**DESCRIPTION OF THE TASK:** Copy out all the data, word for word.

--- start of EXERCISE INPUTS ---

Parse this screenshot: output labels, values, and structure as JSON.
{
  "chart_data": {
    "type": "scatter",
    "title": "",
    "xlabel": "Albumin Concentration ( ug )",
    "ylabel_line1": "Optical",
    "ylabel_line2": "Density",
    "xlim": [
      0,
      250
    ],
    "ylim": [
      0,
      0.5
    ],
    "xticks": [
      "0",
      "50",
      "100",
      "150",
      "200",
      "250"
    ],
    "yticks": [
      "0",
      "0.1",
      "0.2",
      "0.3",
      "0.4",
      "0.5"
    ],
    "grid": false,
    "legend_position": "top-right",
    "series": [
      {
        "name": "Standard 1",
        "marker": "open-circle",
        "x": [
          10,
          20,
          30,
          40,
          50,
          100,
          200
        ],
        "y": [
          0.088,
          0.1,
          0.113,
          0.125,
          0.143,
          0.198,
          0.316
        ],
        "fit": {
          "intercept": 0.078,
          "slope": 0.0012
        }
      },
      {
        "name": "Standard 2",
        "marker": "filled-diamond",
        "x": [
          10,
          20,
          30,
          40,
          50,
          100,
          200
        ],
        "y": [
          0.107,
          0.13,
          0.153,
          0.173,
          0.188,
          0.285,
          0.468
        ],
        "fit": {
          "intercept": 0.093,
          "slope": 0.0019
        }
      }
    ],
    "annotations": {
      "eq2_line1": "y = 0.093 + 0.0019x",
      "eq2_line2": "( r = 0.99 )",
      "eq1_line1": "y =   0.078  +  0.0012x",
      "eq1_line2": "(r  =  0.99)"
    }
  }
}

--- end of EXERCISE INPUTS ---

**EXERCISE SOLUTION:**
Parse this screenshot: output labels, values, and structure as JSON.
{
  "chart_data": {
    "type": "scatter",
    "title": "",
    "xlabel": "Albumin Concentration ( ug )",
    "ylabel_line1": "Optical",
    "ylabel_line2": "Density",
    "xlim": [
      0,
      250
    ],
    "ylim": [
      0,
      0.5
    ],
    "xticks": [
      "0",
      "50",
      "100",
      "150",
      "200",
      "250"
    ],
    "yticks": [
      "0",
      "0.1",
      "0.2",
      "0.3",
      "0.4",
      "0.5"
    ],
    "grid": false,
    "legend_position": "top-right",
    "series": [
      {
        "name": "Standard 1",
        "marker": "open-circle",
        "x": [
          10,
          20,
          30,
          40,
          50,
          100,
          200
        ],
        "y": [
          0.088,
          0.1,
          0.113,
          0.125,
          0.143,
          0.198,
          0.316
        ],
        "fit": {
          "intercept": 0.078,
          "slope": 0.0012
        }
      },
      {
        "name": "Standard 2",
        "marker": "filled-diamond",
        "x": [
          10,
          20,
          30,
          40,
          50,
          100,
          200
        ],
        "y": [
          0.107,
          0.13,
          0.153,
          0.173,
          0.188,
          0.285,
          0.468
        ],
        "fit": {
          "intercept": 0.093,
          "slope": 0.0019
        }
      }
    ],
    "annotations": {
      "eq2_line1": "y = 0.093 + 0.0019x",
      "eq2_line2": "( r = 0.99 )",
      "eq1_line1": "y =   0.078  +  0.0012x",
      "eq1_line2": "(r  =  0.99)"
    }
  }
}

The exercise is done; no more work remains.